INSTRUCTIONS FOR THE TASK:
Reproduce the listing below exactly. Pictures do not belong in the copy.

DATA ENTRIES:
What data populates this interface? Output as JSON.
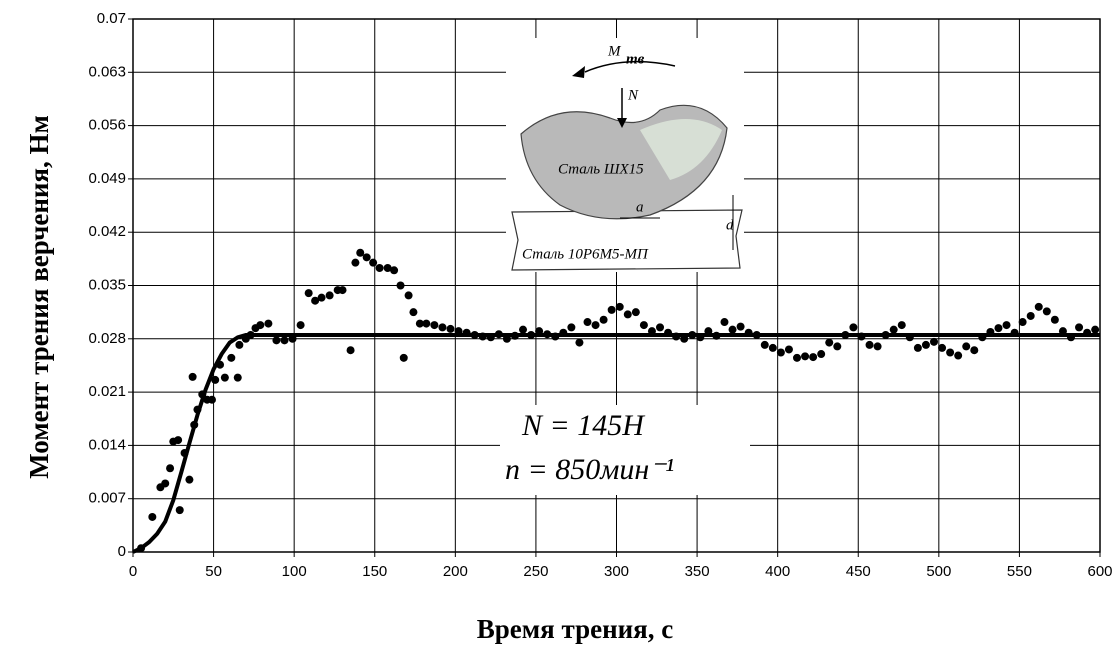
{
  "chart_data": {
    "type": "scatter",
    "x_label": "Время трения, с",
    "y_label": "Момент трения верчения, Нм",
    "xlim": [
      0,
      600
    ],
    "ylim": [
      0,
      0.07
    ],
    "xticks": [
      0,
      50,
      100,
      150,
      200,
      250,
      300,
      350,
      400,
      450,
      500,
      550,
      600
    ],
    "yticks": [
      0,
      0.007,
      0.014,
      0.021,
      0.028,
      0.035,
      0.042,
      0.049,
      0.056,
      0.063,
      0.07
    ],
    "grid": true,
    "annotations": [
      "N = 145H",
      "n = 850мин⁻¹"
    ],
    "inset_labels": [
      "M",
      "тв",
      "N",
      "Сталь ШХ15",
      "a",
      "d",
      "Сталь 10Р6М5-МП"
    ],
    "series": [
      {
        "type": "scatter",
        "color": "#000000",
        "x": [
          5,
          12,
          17,
          20,
          23,
          25,
          28,
          29,
          32,
          35,
          37,
          38,
          40,
          43,
          46,
          49,
          51,
          54,
          57,
          61,
          65,
          66,
          70,
          73,
          76,
          79,
          84,
          89,
          94,
          99,
          104,
          109,
          113,
          117,
          122,
          127,
          130,
          135,
          138,
          141,
          145,
          149,
          153,
          158,
          162,
          166,
          168,
          171,
          174,
          178,
          182,
          187,
          192,
          197,
          202,
          207,
          212,
          217,
          222,
          227,
          232,
          237,
          242,
          247,
          252,
          257,
          262,
          267,
          272,
          277,
          282,
          287,
          292,
          297,
          302,
          307,
          312,
          317,
          322,
          327,
          332,
          337,
          342,
          347,
          352,
          357,
          362,
          367,
          372,
          377,
          382,
          387,
          392,
          397,
          402,
          407,
          412,
          417,
          422,
          427,
          432,
          437,
          442,
          447,
          452,
          457,
          462,
          467,
          472,
          477,
          482,
          487,
          492,
          497,
          502,
          507,
          512,
          517,
          522,
          527,
          532,
          537,
          542,
          547,
          552,
          557,
          562,
          567,
          572,
          577,
          582,
          587,
          592,
          597
        ],
        "values": [
          0.0005,
          0.0046,
          0.0085,
          0.009,
          0.011,
          0.0145,
          0.0147,
          0.0055,
          0.013,
          0.0095,
          0.023,
          0.0167,
          0.0187,
          0.0207,
          0.02,
          0.02,
          0.0226,
          0.0246,
          0.0229,
          0.0255,
          0.0229,
          0.0272,
          0.028,
          0.0285,
          0.0294,
          0.0298,
          0.03,
          0.0278,
          0.0278,
          0.028,
          0.0298,
          0.034,
          0.033,
          0.0334,
          0.0337,
          0.0344,
          0.0344,
          0.0265,
          0.038,
          0.0393,
          0.0387,
          0.038,
          0.0373,
          0.0373,
          0.037,
          0.035,
          0.0255,
          0.0337,
          0.0315,
          0.03,
          0.03,
          0.0298,
          0.0295,
          0.0293,
          0.029,
          0.0288,
          0.0285,
          0.0283,
          0.0282,
          0.0286,
          0.028,
          0.0284,
          0.0292,
          0.0285,
          0.029,
          0.0286,
          0.0283,
          0.0288,
          0.0295,
          0.0275,
          0.0302,
          0.0298,
          0.0305,
          0.0318,
          0.0322,
          0.0312,
          0.0315,
          0.0298,
          0.029,
          0.0295,
          0.0288,
          0.0283,
          0.028,
          0.0285,
          0.0282,
          0.029,
          0.0284,
          0.0302,
          0.0292,
          0.0296,
          0.0288,
          0.0285,
          0.0272,
          0.0268,
          0.0262,
          0.0266,
          0.0255,
          0.0257,
          0.0256,
          0.026,
          0.0275,
          0.027,
          0.0285,
          0.0295,
          0.0283,
          0.0272,
          0.027,
          0.0285,
          0.0292,
          0.0298,
          0.0282,
          0.0268,
          0.0272,
          0.0276,
          0.0268,
          0.0262,
          0.0258,
          0.027,
          0.0265,
          0.0282,
          0.0289,
          0.0294,
          0.0298,
          0.0288,
          0.0302,
          0.031,
          0.0322,
          0.0316,
          0.0305,
          0.029,
          0.0282,
          0.0295,
          0.0288,
          0.0292
        ]
      },
      {
        "type": "line",
        "color": "#000000",
        "x": [
          0,
          5,
          10,
          15,
          20,
          25,
          30,
          35,
          40,
          45,
          50,
          55,
          60,
          65,
          70,
          600
        ],
        "values": [
          0,
          0.0005,
          0.0013,
          0.0024,
          0.004,
          0.0068,
          0.0105,
          0.0143,
          0.018,
          0.0213,
          0.024,
          0.026,
          0.0275,
          0.0282,
          0.0285,
          0.0285
        ]
      }
    ]
  }
}
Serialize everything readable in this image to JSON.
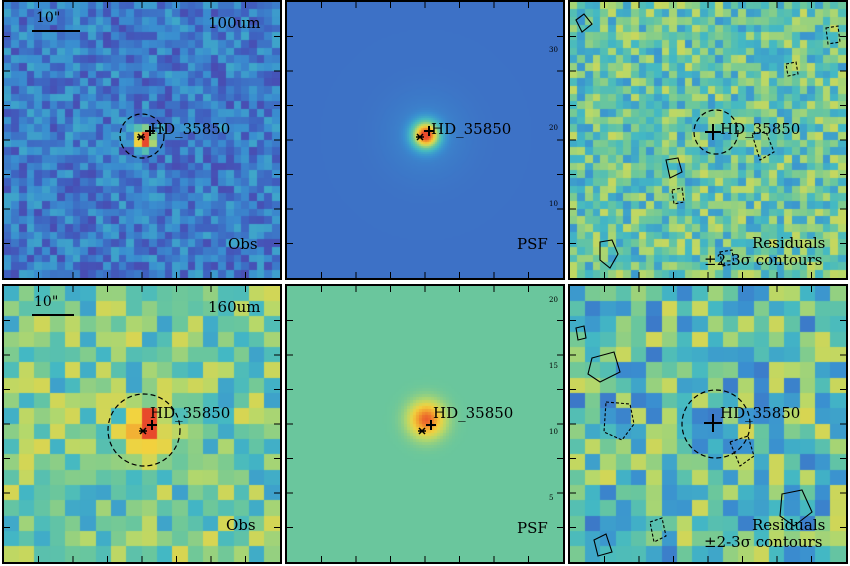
{
  "rows": [
    {
      "id": "100um",
      "band_label": "100um",
      "scale_label": "10\"",
      "target_label": "HD_35850",
      "obs_label": "Obs",
      "psf_label": "PSF",
      "residual_label_1": "Residuals",
      "residual_label_2": "±2-3σ contours",
      "psf_axis_ticks": [
        "10",
        "20",
        "30"
      ]
    },
    {
      "id": "160um",
      "band_label": "160um",
      "scale_label": "10\"",
      "target_label": "HD_35850",
      "obs_label": "Obs",
      "psf_label": "PSF",
      "residual_label_1": "Residuals",
      "residual_label_2": "±2-3σ contours",
      "psf_axis_ticks": [
        "5",
        "10",
        "15",
        "20"
      ]
    }
  ],
  "colormap": [
    "#3b0f70",
    "#5a2d9c",
    "#3f5fbf",
    "#3a8fd0",
    "#43b8c4",
    "#6cc79b",
    "#b6d86a",
    "#f2d33f",
    "#f29d2e",
    "#e8492b"
  ]
}
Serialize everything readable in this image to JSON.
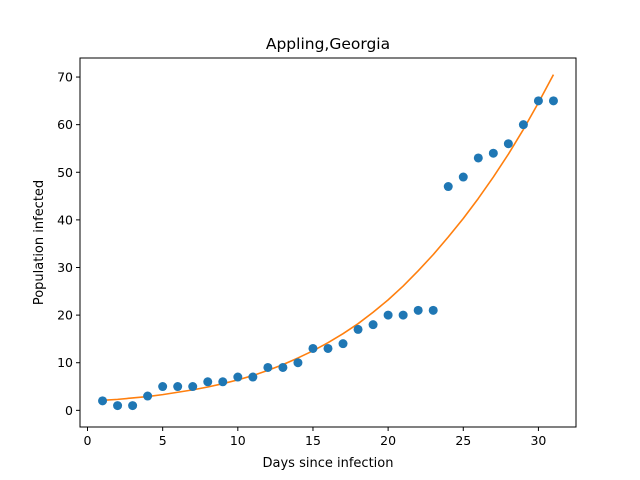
{
  "chart_data": {
    "type": "scatter",
    "title": "Appling,Georgia",
    "xlabel": "Days since infection",
    "ylabel": "Population infected",
    "xlim": [
      -0.5,
      32.5
    ],
    "ylim": [
      -3.5,
      74
    ],
    "xticks": [
      0,
      5,
      10,
      15,
      20,
      25,
      30
    ],
    "yticks": [
      0,
      10,
      20,
      30,
      40,
      50,
      60,
      70
    ],
    "grid": false,
    "colors": {
      "points": "#1f77b4",
      "fit": "#ff7f0e"
    },
    "series": [
      {
        "kind": "scatter",
        "x": [
          1,
          2,
          3,
          4,
          5,
          6,
          7,
          8,
          9,
          10,
          11,
          12,
          13,
          14,
          15,
          16,
          17,
          18,
          19,
          20,
          21,
          22,
          23,
          24,
          25,
          26,
          27,
          28,
          29,
          30,
          31
        ],
        "y": [
          2,
          1,
          1,
          3,
          5,
          5,
          5,
          6,
          6,
          7,
          7,
          9,
          9,
          10,
          13,
          13,
          14,
          17,
          18,
          20,
          20,
          21,
          21,
          47,
          49,
          53,
          54,
          56,
          60,
          65,
          65
        ]
      },
      {
        "kind": "line",
        "x": [
          1,
          2,
          3,
          4,
          5,
          6,
          7,
          8,
          9,
          10,
          11,
          12,
          13,
          14,
          15,
          16,
          17,
          18,
          19,
          20,
          21,
          22,
          23,
          24,
          25,
          26,
          27,
          28,
          29,
          30,
          31
        ],
        "y": [
          2.1,
          2.3,
          2.6,
          2.9,
          3.3,
          3.8,
          4.3,
          4.9,
          5.6,
          6.4,
          7.3,
          8.4,
          9.6,
          11.0,
          12.5,
          14.2,
          16.1,
          18.2,
          20.6,
          23.2,
          26.1,
          29.3,
          32.7,
          36.4,
          40.3,
          44.5,
          49.0,
          53.8,
          59.0,
          64.6,
          70.5
        ]
      }
    ]
  }
}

OUTPUT OF THE EXERCISE:
What data populates this interface? Output as JSON.
{
  "chart_data": {
    "type": "scatter",
    "x_label": "Время трения, с",
    "y_label": "Момент трения верчения, Нм",
    "xlim": [
      0,
      600
    ],
    "ylim": [
      0,
      0.07
    ],
    "xticks": [
      0,
      50,
      100,
      150,
      200,
      250,
      300,
      350,
      400,
      450,
      500,
      550,
      600
    ],
    "yticks": [
      0,
      0.007,
      0.014,
      0.021,
      0.028,
      0.035,
      0.042,
      0.049,
      0.056,
      0.063,
      0.07
    ],
    "grid": true,
    "annotations": [
      "N = 145H",
      "n = 850мин⁻¹"
    ],
    "inset_labels": [
      "M",
      "тв",
      "N",
      "Сталь ШХ15",
      "a",
      "d",
      "Сталь 10Р6М5-МП"
    ],
    "series": [
      {
        "type": "scatter",
        "color": "#000000",
        "x": [
          5,
          12,
          17,
          20,
          23,
          25,
          28,
          29,
          32,
          35,
          37,
          38,
          40,
          43,
          46,
          49,
          51,
          54,
          57,
          61,
          65,
          66,
          70,
          73,
          76,
          79,
          84,
          89,
          94,
          99,
          104,
          109,
          113,
          117,
          122,
          127,
          130,
          135,
          138,
          141,
          145,
          149,
          153,
          158,
          162,
          166,
          168,
          171,
          174,
          178,
          182,
          187,
          192,
          197,
          202,
          207,
          212,
          217,
          222,
          227,
          232,
          237,
          242,
          247,
          252,
          257,
          262,
          267,
          272,
          277,
          282,
          287,
          292,
          297,
          302,
          307,
          312,
          317,
          322,
          327,
          332,
          337,
          342,
          347,
          352,
          357,
          362,
          367,
          372,
          377,
          382,
          387,
          392,
          397,
          402,
          407,
          412,
          417,
          422,
          427,
          432,
          437,
          442,
          447,
          452,
          457,
          462,
          467,
          472,
          477,
          482,
          487,
          492,
          497,
          502,
          507,
          512,
          517,
          522,
          527,
          532,
          537,
          542,
          547,
          552,
          557,
          562,
          567,
          572,
          577,
          582,
          587,
          592,
          597
        ],
        "values": [
          0.0005,
          0.0046,
          0.0085,
          0.009,
          0.011,
          0.0145,
          0.0147,
          0.0055,
          0.013,
          0.0095,
          0.023,
          0.0167,
          0.0187,
          0.0207,
          0.02,
          0.02,
          0.0226,
          0.0246,
          0.0229,
          0.0255,
          0.0229,
          0.0272,
          0.028,
          0.0285,
          0.0294,
          0.0298,
          0.03,
          0.0278,
          0.0278,
          0.028,
          0.0298,
          0.034,
          0.033,
          0.0334,
          0.0337,
          0.0344,
          0.0344,
          0.0265,
          0.038,
          0.0393,
          0.0387,
          0.038,
          0.0373,
          0.0373,
          0.037,
          0.035,
          0.0255,
          0.0337,
          0.0315,
          0.03,
          0.03,
          0.0298,
          0.0295,
          0.0293,
          0.029,
          0.0288,
          0.0285,
          0.0283,
          0.0282,
          0.0286,
          0.028,
          0.0284,
          0.0292,
          0.0285,
          0.029,
          0.0286,
          0.0283,
          0.0288,
          0.0295,
          0.0275,
          0.0302,
          0.0298,
          0.0305,
          0.0318,
          0.0322,
          0.0312,
          0.0315,
          0.0298,
          0.029,
          0.0295,
          0.0288,
          0.0283,
          0.028,
          0.0285,
          0.0282,
          0.029,
          0.0284,
          0.0302,
          0.0292,
          0.0296,
          0.0288,
          0.0285,
          0.0272,
          0.0268,
          0.0262,
          0.0266,
          0.0255,
          0.0257,
          0.0256,
          0.026,
          0.0275,
          0.027,
          0.0285,
          0.0295,
          0.0283,
          0.0272,
          0.027,
          0.0285,
          0.0292,
          0.0298,
          0.0282,
          0.0268,
          0.0272,
          0.0276,
          0.0268,
          0.0262,
          0.0258,
          0.027,
          0.0265,
          0.0282,
          0.0289,
          0.0294,
          0.0298,
          0.0288,
          0.0302,
          0.031,
          0.0322,
          0.0316,
          0.0305,
          0.029,
          0.0282,
          0.0295,
          0.0288,
          0.0292
        ]
      },
      {
        "type": "line",
        "color": "#000000",
        "x": [
          0,
          5,
          10,
          15,
          20,
          25,
          30,
          35,
          40,
          45,
          50,
          55,
          60,
          65,
          70,
          600
        ],
        "values": [
          0,
          0.0005,
          0.0013,
          0.0024,
          0.004,
          0.0068,
          0.0105,
          0.0143,
          0.018,
          0.0213,
          0.024,
          0.026,
          0.0275,
          0.0282,
          0.0285,
          0.0285
        ]
      }
    ]
  }
}
Serialize everything readable in this image to JSON.
{
  "rows": [
    {
      "id": "100um",
      "band_label": "100um",
      "scale_label": "10\"",
      "target_label": "HD_35850",
      "obs_label": "Obs",
      "psf_label": "PSF",
      "residual_label_1": "Residuals",
      "residual_label_2": "±2-3σ contours",
      "psf_axis_ticks": [
        "10",
        "20",
        "30"
      ]
    },
    {
      "id": "160um",
      "band_label": "160um",
      "scale_label": "10\"",
      "target_label": "HD_35850",
      "obs_label": "Obs",
      "psf_label": "PSF",
      "residual_label_1": "Residuals",
      "residual_label_2": "±2-3σ contours",
      "psf_axis_ticks": [
        "5",
        "10",
        "15",
        "20"
      ]
    }
  ],
  "colormap": [
    "#3b0f70",
    "#5a2d9c",
    "#3f5fbf",
    "#3a8fd0",
    "#43b8c4",
    "#6cc79b",
    "#b6d86a",
    "#f2d33f",
    "#f29d2e",
    "#e8492b"
  ]
}
Serialize everything readable in this image to JSON.
{
  "chart_data": {
    "type": "scatter",
    "title": "Appling,Georgia",
    "xlabel": "Days since infection",
    "ylabel": "Population infected",
    "xlim": [
      -0.5,
      32.5
    ],
    "ylim": [
      -3.5,
      74
    ],
    "xticks": [
      0,
      5,
      10,
      15,
      20,
      25,
      30
    ],
    "yticks": [
      0,
      10,
      20,
      30,
      40,
      50,
      60,
      70
    ],
    "grid": false,
    "colors": {
      "points": "#1f77b4",
      "fit": "#ff7f0e"
    },
    "series": [
      {
        "kind": "scatter",
        "x": [
          1,
          2,
          3,
          4,
          5,
          6,
          7,
          8,
          9,
          10,
          11,
          12,
          13,
          14,
          15,
          16,
          17,
          18,
          19,
          20,
          21,
          22,
          23,
          24,
          25,
          26,
          27,
          28,
          29,
          30,
          31
        ],
        "y": [
          2,
          1,
          1,
          3,
          5,
          5,
          5,
          6,
          6,
          7,
          7,
          9,
          9,
          10,
          13,
          13,
          14,
          17,
          18,
          20,
          20,
          21,
          21,
          47,
          49,
          53,
          54,
          56,
          60,
          65,
          65
        ]
      },
      {
        "kind": "line",
        "x": [
          1,
          2,
          3,
          4,
          5,
          6,
          7,
          8,
          9,
          10,
          11,
          12,
          13,
          14,
          15,
          16,
          17,
          18,
          19,
          20,
          21,
          22,
          23,
          24,
          25,
          26,
          27,
          28,
          29,
          30,
          31
        ],
        "y": [
          2.1,
          2.3,
          2.6,
          2.9,
          3.3,
          3.8,
          4.3,
          4.9,
          5.6,
          6.4,
          7.3,
          8.4,
          9.6,
          11.0,
          12.5,
          14.2,
          16.1,
          18.2,
          20.6,
          23.2,
          26.1,
          29.3,
          32.7,
          36.4,
          40.3,
          44.5,
          49.0,
          53.8,
          59.0,
          64.6,
          70.5
        ]
      }
    ]
  }
}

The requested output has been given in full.